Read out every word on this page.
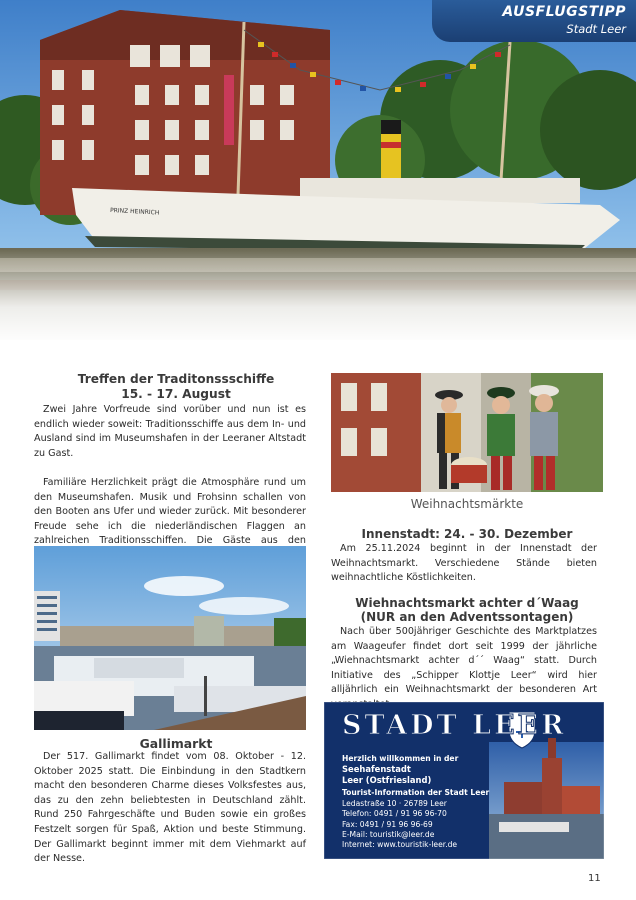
PRINZ HEINRICH
AUSFLUGSTIPP
Stadt Leer
Treffen der Traditonssschiffe
15. - 17. August

Zwei Jahre Vorfreude sind vorüber und nun ist es endlich wieder soweit: Traditionsschiffe aus dem In- und Ausland sind im Museumshafen in der Leeraner Altstadt zu Gast.

Familiäre Herzlichkeit prägt die Atmosphäre rund um den Museumshafen. Musik und Frohsinn schallen von den Booten ans Ufer und wieder zurück. Mit besonderer Freude sehe ich die niederländischen Flaggen an zahlreichen Traditionsschiffen. Die Gäste aus den

Gallimarkt

Der 517. Gallimarkt findet vom 08. Oktober - 12. Oktober 2025 statt. Die Einbindung in den Stadtkern macht den besonderen Charme dieses Volksfestes aus, das zu den zehn beliebtesten in Deutschland zählt. Rund 250 Fahrgeschäfte und Buden sowie ein großes Festzelt sorgen für Spaß, Aktion und beste Stimmung. Der Gallimarkt beginnt immer mit dem Viehmarkt auf der Nesse.

Weihnachtsmärkte
Innenstadt: 24. - 30. Dezember

Am 25.11.2024 beginnt in der Innenstadt der Weihnachtsmarkt. Verschiedene Stände bieten weihnachtliche Köstlichkeiten.

Wiehnachtsmarkt achter d´Waag
(NUR an den Adventssontagen)

Nach über 500jähriger Geschichte des Marktplatzes am Waageufer findet dort seit 1999 der jährliche „Wiehnachtsmarkt achter d´´ Waag“ statt. Durch Initiative des „Schipper Klottje Leer“ wird hier alljährlich ein Weihnachtsmarkt der besonderen Art

STADT LEER
Herzlich willkommen in der
Seehafenstadt
Leer (Ostfriesland)
Tourist-Information der Stadt Leer
Ledastraße 10 · 26789 Leer
Telefon: 0491 / 91 96 96-70
Fax: 0491 / 91 96 96-69
E-Mail: touristik@leer.de
Internet: www.touristik-leer.de
11
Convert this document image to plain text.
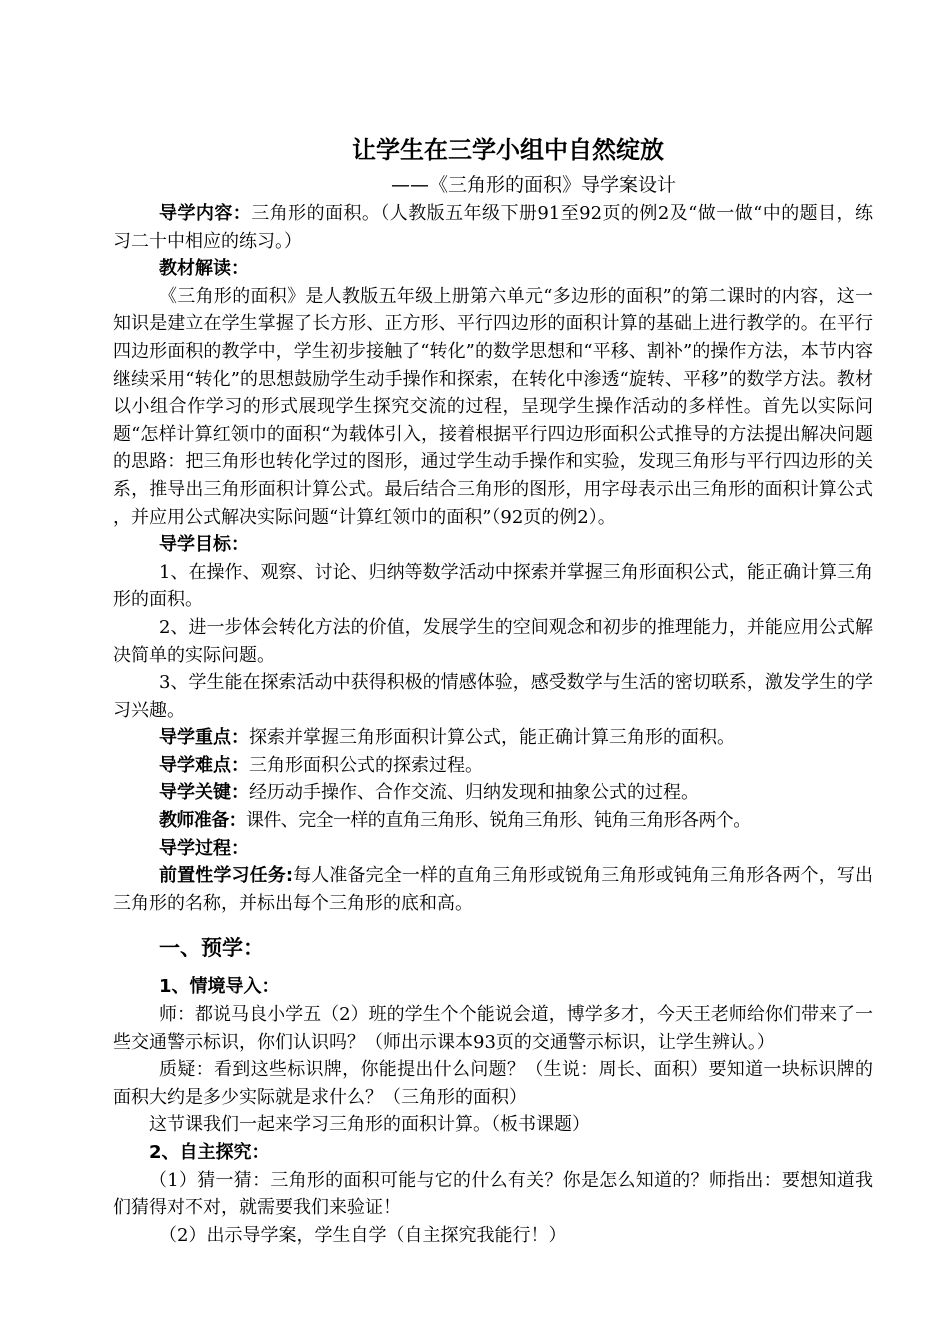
让学生在三学小组中自然绽放
——《三角形的面积》导学案设计

导学内容：三角形的面积。（人教版五年级下册91至92页的例2及“做一做“中的题目，练习二十中相应的练习。）

教材解读：

《三角形的面积》是人教版五年级上册第六单元“多边形的面积”的第二课时的内容，这一知识是建立在学生掌握了长方形、正方形、平行四边形的面积计算的基础上进行教学的。在平行四边形面积的教学中，学生初步接触了“转化”的数学思想和“平移、割补”的操作方法，本节内容继续采用“转化”的思想鼓励学生动手操作和探索，在转化中渗透“旋转、平移”的数学方法。教材以小组合作学习的形式展现学生探究交流的过程，呈现学生操作活动的多样性。首先以实际问题“怎样计算红领巾的面积“为载体引入，接着根据平行四边形面积公式推导的方法提出解决问题的思路：把三角形也转化学过的图形，通过学生动手操作和实验，发现三角形与平行四边形的关系，推导出三角形面积计算公式。最后结合三角形的图形，用字母表示出三角形的面积计算公式 ，并应用公式解决实际问题“计算红领巾的面积”（92页的例2）。

导学目标：

1、在操作、观察、讨论、归纳等数学活动中探索并掌握三角形面积公式，能正确计算三角形的面积。

2、进一步体会转化方法的价值，发展学生的空间观念和初步的推理能力，并能应用公式解决简单的实际问题。

3、学生能在探索活动中获得积极的情感体验，感受数学与生活的密切联系，激发学生的学习兴趣。

导学重点：探索并掌握三角形面积计算公式，能正确计算三角形的面积。

导学难点：三角形面积公式的探索过程。

导学关键：经历动手操作、合作交流、归纳发现和抽象公式的过程。

教师准备：课件、完全一样的直角三角形、锐角三角形、钝角三角形各两个。

导学过程：

前置性学习任务:每人准备完全一样的直角三角形或锐角三角形或钝角三角形各两个，写出三角形的名称，并标出每个三角形的底和高。

一、预学：

1、情境导入：

师：都说马良小学五（2）班的学生个个能说会道，博学多才，今天王老师给你们带来了一些交通警示标识，你们认识吗？（师出示课本93页的交通警示标识，让学生辨认。）

质疑：看到这些标识牌，你能提出什么问题？（生说：周长、面积）要知道一块标识牌的面积大约是多少实际就是求什么？（三角形的面积）

这节课我们一起来学习三角形的面积计算。（板书课题）

2、自主探究：

（1）猜一猜：三角形的面积可能与它的什么有关？你是怎么知道的？师指出：要想知道我们猜得对不对，就需要我们来验证！

（2）出示导学案，学生自学（自主探究我能行！）
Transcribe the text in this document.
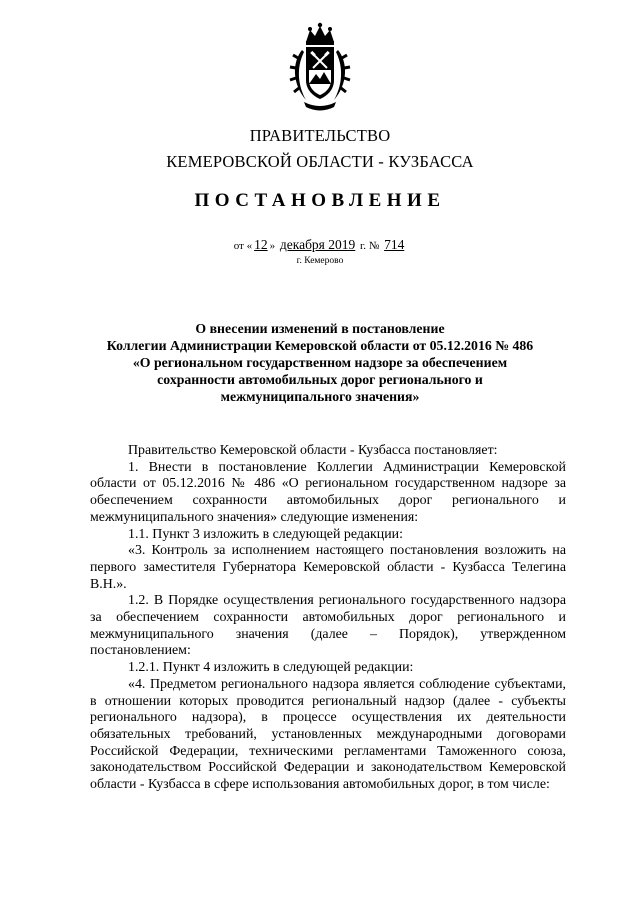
ПРАВИТЕЛЬСТВО
КЕМЕРОВСКОЙ ОБЛАСТИ - КУЗБАССА
ПОСТАНОВЛЕНИЕ
от « 12 » декабря 2019 г. № 714
г. Кемерово
О внесении изменений в постановление
Коллегии Администрации Кемеровской области от 05.12.2016 № 486
«О региональном государственном надзоре за обеспечением
сохранности автомобильных дорог регионального и
межмуниципального значения»
Правительство Кемеровской области - Кузбасса постановляет:
1. Внести в постановление Коллегии Администрации Кемеровской области от 05.12.2016 № 486 «О региональном государственном надзоре за обеспечением сохранности автомобильных дорог регионального и межмуниципального значения» следующие изменения:
1.1. Пункт 3 изложить в следующей редакции:
«3. Контроль за исполнением настоящего постановления возложить на первого заместителя Губернатора Кемеровской области - Кузбасса Телегина В.Н.».
1.2. В Порядке осуществления регионального государственного надзора за обеспечением сохранности автомобильных дорог регионального и межмуниципального значения (далее – Порядок), утвержденном постановлением:
1.2.1. Пункт 4 изложить в следующей редакции:
«4. Предметом регионального надзора является соблюдение субъектами, в отношении которых проводится региональный надзор (далее - субъекты регионального надзора), в процессе осуществления их деятельности обязательных требований, установленных международными договорами Российской Федерации, техническими регламентами Таможенного союза, законодательством Российской Федерации и законодательством Кемеровской области - Кузбасса в сфере использования автомобильных дорог, в том числе:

________________________________________

Task to carry out |
Retype all entries exactly as they appear, dropping the images.

Written reply |
Read out every word on this page.
PRINZ HEINRICH
AUSFLUGSTIPP
Stadt Leer
Treffen der Traditonssschiffe
15. - 17. August

Zwei Jahre Vorfreude sind vorüber und nun ist es endlich wieder soweit: Traditionsschiffe aus dem In- und Ausland sind im Museumshafen in der Leeraner Altstadt zu Gast.

Familiäre Herzlichkeit prägt die Atmosphäre rund um den Museumshafen. Musik und Frohsinn schallen von den Booten ans Ufer und wieder zurück. Mit besonderer Freude sehe ich die niederländischen Flaggen an zahlreichen Traditionsschiffen. Die Gäste aus den

Gallimarkt

Der 517. Gallimarkt findet vom 08. Oktober - 12. Oktober 2025 statt. Die Einbindung in den Stadtkern macht den besonderen Charme dieses Volksfestes aus, das zu den zehn beliebtesten in Deutschland zählt. Rund 250 Fahrgeschäfte und Buden sowie ein großes Festzelt sorgen für Spaß, Aktion und beste Stimmung. Der Gallimarkt beginnt immer mit dem Viehmarkt auf der Nesse.

Weihnachtsmärkte
Innenstadt: 24. - 30. Dezember

Am 25.11.2024 beginnt in der Innenstadt der Weihnachtsmarkt. Verschiedene Stände bieten weihnachtliche Köstlichkeiten.

Wiehnachtsmarkt achter d´Waag
(NUR an den Adventssontagen)

Nach über 500jähriger Geschichte des Marktplatzes am Waageufer findet dort seit 1999 der jährliche „Wiehnachtsmarkt achter d´´ Waag“ statt. Durch Initiative des „Schipper Klottje Leer“ wird hier alljährlich ein Weihnachtsmarkt der besonderen Art

STADT LEER
Herzlich willkommen in der
Seehafenstadt
Leer (Ostfriesland)
Tourist-Information der Stadt Leer
Ledastraße 10 · 26789 Leer
Telefon: 0491 / 91 96 96-70
Fax: 0491 / 91 96 96-69
E-Mail: touristik@leer.de
Internet: www.touristik-leer.de
11
Convert this document image to plain text.
让学生在三学小组中自然绽放
——《三角形的面积》导学案设计

导学内容：三角形的面积。（人教版五年级下册91至92页的例2及“做一做“中的题目，练习二十中相应的练习。）

教材解读：

《三角形的面积》是人教版五年级上册第六单元“多边形的面积”的第二课时的内容，这一知识是建立在学生掌握了长方形、正方形、平行四边形的面积计算的基础上进行教学的。在平行四边形面积的教学中，学生初步接触了“转化”的数学思想和“平移、割补”的操作方法，本节内容继续采用“转化”的思想鼓励学生动手操作和探索，在转化中渗透“旋转、平移”的数学方法。教材以小组合作学习的形式展现学生探究交流的过程，呈现学生操作活动的多样性。首先以实际问题“怎样计算红领巾的面积“为载体引入，接着根据平行四边形面积公式推导的方法提出解决问题的思路：把三角形也转化学过的图形，通过学生动手操作和实验，发现三角形与平行四边形的关系，推导出三角形面积计算公式。最后结合三角形的图形，用字母表示出三角形的面积计算公式 ，并应用公式解决实际问题“计算红领巾的面积”（92页的例2）。

导学目标：

1、在操作、观察、讨论、归纳等数学活动中探索并掌握三角形面积公式，能正确计算三角形的面积。

2、进一步体会转化方法的价值，发展学生的空间观念和初步的推理能力，并能应用公式解决简单的实际问题。

3、学生能在探索活动中获得积极的情感体验，感受数学与生活的密切联系，激发学生的学习兴趣。

导学重点：探索并掌握三角形面积计算公式，能正确计算三角形的面积。

导学难点：三角形面积公式的探索过程。

导学关键：经历动手操作、合作交流、归纳发现和抽象公式的过程。

教师准备：课件、完全一样的直角三角形、锐角三角形、钝角三角形各两个。

导学过程：

前置性学习任务:每人准备完全一样的直角三角形或锐角三角形或钝角三角形各两个，写出三角形的名称，并标出每个三角形的底和高。

一、预学：

1、情境导入：

师：都说马良小学五（2）班的学生个个能说会道，博学多才，今天王老师给你们带来了一些交通警示标识，你们认识吗？（师出示课本93页的交通警示标识，让学生辨认。）

质疑：看到这些标识牌，你能提出什么问题？（生说：周长、面积）要知道一块标识牌的面积大约是多少实际就是求什么？（三角形的面积）

这节课我们一起来学习三角形的面积计算。（板书课题）

2、自主探究：

（1）猜一猜：三角形的面积可能与它的什么有关？你是怎么知道的？师指出：要想知道我们猜得对不对，就需要我们来验证！

（2）出示导学案，学生自学（自主探究我能行！）
Transcribe the text in this document.
ПРАВИТЕЛЬСТВО
КЕМЕРОВСКОЙ ОБЛАСТИ - КУЗБАССА
ПОСТАНОВЛЕНИЕ
от « 12 » декабря 2019 г. № 714
г. Кемерово
О внесении изменений в постановление
Коллегии Администрации Кемеровской области от 05.12.2016 № 486
«О региональном государственном надзоре за обеспечением
сохранности автомобильных дорог регионального и
межмуниципального значения»
Правительство Кемеровской области - Кузбасса постановляет:
1. Внести в постановление Коллегии Администрации Кемеровской области от 05.12.2016 № 486 «О региональном государственном надзоре за обеспечением сохранности автомобильных дорог регионального и межмуниципального значения» следующие изменения:
1.1. Пункт 3 изложить в следующей редакции:
«3. Контроль за исполнением настоящего постановления возложить на первого заместителя Губернатора Кемеровской области - Кузбасса Телегина В.Н.».
1.2. В Порядке осуществления регионального государственного надзора за обеспечением сохранности автомобильных дорог регионального и межмуниципального значения (далее – Порядок), утвержденном постановлением:
1.2.1. Пункт 4 изложить в следующей редакции:
«4. Предметом регионального надзора является соблюдение субъектами, в отношении которых проводится региональный надзор (далее - субъекты регионального надзора), в процессе осуществления их деятельности обязательных требований, установленных международными договорами Российской Федерации, техническими регламентами Таможенного союза, законодательством Российской Федерации и законодательством Кемеровской области - Кузбасса в сфере использования автомобильных дорог, в том числе:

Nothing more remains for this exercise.